→ REQUEST A:
From the risk-factor excerpt, return the passage word for word, starting at the words "For further discussion of our ARS" and stopping after "Risk Factors (continued)".

If we were unable to obtain a waiver or otherwise mitigate a default of any covenant, the financial institution could exercise its right to sell all or a portion of our ARS holdings, which at December 31, 2008 had a par value of $133.7 million. While we are seeking ways to minimize the actual losses which would be realized upon the sale of ARS by holding the investments until their values recover, if we do not comply with debt covenants and the financial institution then attempts to sell all or a portion of our ARS, the actual losses realized upon the sale may exceed the $16.8 million impairment charges already recognized. Additionally, if the net proceeds from the sale of our ARS fail to fully satisfy the $90.0 million obligation, we could be required to repay any shortfall.
For further discussion of our ARS investments, please refer to Note 9, Investments, in Item 8 of this Form 10-K. For further discussion of our financial covenants and the status of our year-end compliance, please refer to Note 10, Borrowings, also found in Item 8 of this Form 10-K.
Item 1A. Risk Factors (continued)
The global financial crisis may have an impact on our business and financial condition in ways that we currently cannot predict.>
Over the past twelve months, the financial and credit markets have been extremely volatile, and certain components of the capital markets have become illiquid. Many companies with debt obligations or capital needs have been unable to access components of the capital markets during this time. The continued credit crisis and related turmoil in the global financial system has had, and may continue to have, an impact on our business and financial condition. For example, our investments in auction rate securities have become illiquid during this period. Going forward, our ability to access the capital markets to either monetize assets or raise capital may be severely restricted, which could have an impact on our ability to meet our obligations and react to changing economic and business conditions. See also our risk factors related to our Notes and investments in ARS for additional discussion of this risk and its potential effect on our business. Also, while we currently have no outstanding hedges, the credit crisis could affect future hedging contracts if counterparties are forced to file for bankruptcy or are otherwise unable to perform their obligations.

→ REQUEST B:
Recast the listing as a numbered list, leaving out blank lines. Start at its first line and stop after the line that contains "row-count: 6 <box>796 476 808 500</box>", including both.

Rows from a layout dataset:
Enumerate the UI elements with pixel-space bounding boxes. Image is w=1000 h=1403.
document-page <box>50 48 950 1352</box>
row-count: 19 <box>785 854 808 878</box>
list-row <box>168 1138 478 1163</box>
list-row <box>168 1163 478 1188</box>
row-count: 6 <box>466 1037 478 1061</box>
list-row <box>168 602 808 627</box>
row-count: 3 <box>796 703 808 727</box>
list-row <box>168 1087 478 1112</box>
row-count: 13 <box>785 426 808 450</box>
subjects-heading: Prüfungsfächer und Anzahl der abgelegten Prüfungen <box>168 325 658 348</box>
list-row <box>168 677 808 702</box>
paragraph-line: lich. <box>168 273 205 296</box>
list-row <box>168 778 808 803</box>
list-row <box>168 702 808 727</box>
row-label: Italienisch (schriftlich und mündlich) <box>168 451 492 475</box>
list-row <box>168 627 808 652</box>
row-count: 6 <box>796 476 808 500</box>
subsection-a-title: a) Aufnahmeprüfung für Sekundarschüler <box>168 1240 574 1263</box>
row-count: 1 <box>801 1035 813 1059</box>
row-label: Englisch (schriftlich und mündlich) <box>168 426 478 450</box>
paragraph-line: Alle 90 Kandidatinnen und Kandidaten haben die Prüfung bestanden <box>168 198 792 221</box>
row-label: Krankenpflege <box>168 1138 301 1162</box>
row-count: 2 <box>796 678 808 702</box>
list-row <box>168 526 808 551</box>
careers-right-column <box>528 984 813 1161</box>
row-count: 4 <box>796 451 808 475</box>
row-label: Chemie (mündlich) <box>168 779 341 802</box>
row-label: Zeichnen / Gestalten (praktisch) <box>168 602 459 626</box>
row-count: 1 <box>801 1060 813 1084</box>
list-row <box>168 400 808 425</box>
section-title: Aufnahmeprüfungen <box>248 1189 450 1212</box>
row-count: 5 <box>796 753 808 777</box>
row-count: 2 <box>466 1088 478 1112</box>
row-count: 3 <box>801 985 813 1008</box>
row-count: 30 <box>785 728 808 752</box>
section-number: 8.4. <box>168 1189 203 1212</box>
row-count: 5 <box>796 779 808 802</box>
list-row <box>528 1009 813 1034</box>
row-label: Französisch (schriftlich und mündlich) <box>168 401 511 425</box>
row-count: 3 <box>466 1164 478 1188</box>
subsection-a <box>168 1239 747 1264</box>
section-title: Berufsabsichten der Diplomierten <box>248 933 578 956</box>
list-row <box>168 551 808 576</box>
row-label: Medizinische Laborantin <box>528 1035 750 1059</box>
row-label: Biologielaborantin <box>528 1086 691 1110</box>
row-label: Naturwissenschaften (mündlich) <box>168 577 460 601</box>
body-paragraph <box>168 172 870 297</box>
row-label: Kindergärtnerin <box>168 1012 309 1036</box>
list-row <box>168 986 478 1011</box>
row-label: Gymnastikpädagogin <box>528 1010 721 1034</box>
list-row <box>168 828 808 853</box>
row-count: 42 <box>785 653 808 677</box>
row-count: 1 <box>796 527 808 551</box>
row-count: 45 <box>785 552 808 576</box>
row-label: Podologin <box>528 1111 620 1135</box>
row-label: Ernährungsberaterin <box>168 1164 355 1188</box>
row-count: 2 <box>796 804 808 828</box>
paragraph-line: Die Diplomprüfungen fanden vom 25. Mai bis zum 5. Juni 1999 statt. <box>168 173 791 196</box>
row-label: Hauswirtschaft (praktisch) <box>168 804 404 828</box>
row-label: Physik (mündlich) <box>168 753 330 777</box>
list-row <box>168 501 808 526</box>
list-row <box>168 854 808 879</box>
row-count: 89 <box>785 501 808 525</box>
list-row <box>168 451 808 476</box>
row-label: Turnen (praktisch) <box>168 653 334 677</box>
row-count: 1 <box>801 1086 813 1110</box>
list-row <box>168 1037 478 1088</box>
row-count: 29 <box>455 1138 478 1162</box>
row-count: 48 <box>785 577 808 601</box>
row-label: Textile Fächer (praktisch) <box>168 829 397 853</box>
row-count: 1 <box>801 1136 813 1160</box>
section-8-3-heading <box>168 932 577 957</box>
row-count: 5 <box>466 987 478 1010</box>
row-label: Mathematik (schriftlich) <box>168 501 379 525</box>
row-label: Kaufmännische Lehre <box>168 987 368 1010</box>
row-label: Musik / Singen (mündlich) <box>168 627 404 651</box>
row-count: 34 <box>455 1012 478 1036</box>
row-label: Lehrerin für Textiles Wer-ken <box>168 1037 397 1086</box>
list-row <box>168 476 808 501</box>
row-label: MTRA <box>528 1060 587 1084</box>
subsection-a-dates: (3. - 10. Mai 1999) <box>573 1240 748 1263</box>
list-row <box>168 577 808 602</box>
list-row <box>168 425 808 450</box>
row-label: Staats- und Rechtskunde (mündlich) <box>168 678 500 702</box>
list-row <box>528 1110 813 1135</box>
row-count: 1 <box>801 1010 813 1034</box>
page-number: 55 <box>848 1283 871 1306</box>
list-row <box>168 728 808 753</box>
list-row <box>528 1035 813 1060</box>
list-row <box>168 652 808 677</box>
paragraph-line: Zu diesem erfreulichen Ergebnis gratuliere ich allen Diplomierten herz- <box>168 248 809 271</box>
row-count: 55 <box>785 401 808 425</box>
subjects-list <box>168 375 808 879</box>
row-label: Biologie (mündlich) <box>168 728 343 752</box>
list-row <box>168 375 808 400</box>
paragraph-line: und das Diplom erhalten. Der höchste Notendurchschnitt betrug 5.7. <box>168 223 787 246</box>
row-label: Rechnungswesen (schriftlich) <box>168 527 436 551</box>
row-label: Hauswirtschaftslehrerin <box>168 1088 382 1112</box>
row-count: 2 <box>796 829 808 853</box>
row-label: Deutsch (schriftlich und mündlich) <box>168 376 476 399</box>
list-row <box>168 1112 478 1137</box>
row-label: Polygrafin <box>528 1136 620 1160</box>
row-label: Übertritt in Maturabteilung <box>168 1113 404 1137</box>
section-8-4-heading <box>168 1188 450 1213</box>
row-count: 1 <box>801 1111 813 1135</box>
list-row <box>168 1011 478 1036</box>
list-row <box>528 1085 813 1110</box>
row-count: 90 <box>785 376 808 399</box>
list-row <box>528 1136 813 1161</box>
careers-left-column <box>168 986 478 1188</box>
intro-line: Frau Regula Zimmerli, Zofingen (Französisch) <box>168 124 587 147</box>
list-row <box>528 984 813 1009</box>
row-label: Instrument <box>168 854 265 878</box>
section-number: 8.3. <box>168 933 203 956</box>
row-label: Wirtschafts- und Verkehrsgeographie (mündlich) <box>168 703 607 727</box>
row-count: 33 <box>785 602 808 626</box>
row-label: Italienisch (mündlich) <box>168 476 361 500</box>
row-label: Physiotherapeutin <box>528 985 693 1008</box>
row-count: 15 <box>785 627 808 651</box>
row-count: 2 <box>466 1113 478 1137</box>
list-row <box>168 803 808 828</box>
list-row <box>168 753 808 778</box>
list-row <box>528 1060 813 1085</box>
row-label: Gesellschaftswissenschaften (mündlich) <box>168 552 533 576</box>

→ EXERCISE ANSWER A:
For further discussion of our ARS investments, please refer to Note 9, Investments, in Item 8 of this Form 10-K. For further discussion of our financial covenants and the status of our year-end compliance, please refer to Note 10, Borrowings, also found in Item 8 of this Form 10-K.
Item 1A. Risk Factors (continued)

→ EXERCISE ANSWER B:
1. Enumerate the UI elements with pixel-space bounding boxes. Image is w=1000 h=1403.
2. document-page <box>50 48 950 1352</box>
3. row-count: 19 <box>785 854 808 878</box>
4. list-row <box>168 1138 478 1163</box>
5. list-row <box>168 1163 478 1188</box>
6. row-count: 6 <box>466 1037 478 1061</box>
7. list-row <box>168 602 808 627</box>
8. row-count: 3 <box>796 703 808 727</box>
9. list-row <box>168 1087 478 1112</box>
10. row-count: 13 <box>785 426 808 450</box>
11. subjects-heading: Prüfungsfächer und Anzahl der abgelegten Prüfungen <box>168 325 658 348</box>
12. list-row <box>168 677 808 702</box>
13. paragraph-line: lich. <box>168 273 205 296</box>
14. list-row <box>168 778 808 803</box>
15. list-row <box>168 702 808 727</box>
16. row-label: Italienisch (schriftlich und mündlich) <box>168 451 492 475</box>
17. list-row <box>168 627 808 652</box>
18. row-count: 6 <box>796 476 808 500</box>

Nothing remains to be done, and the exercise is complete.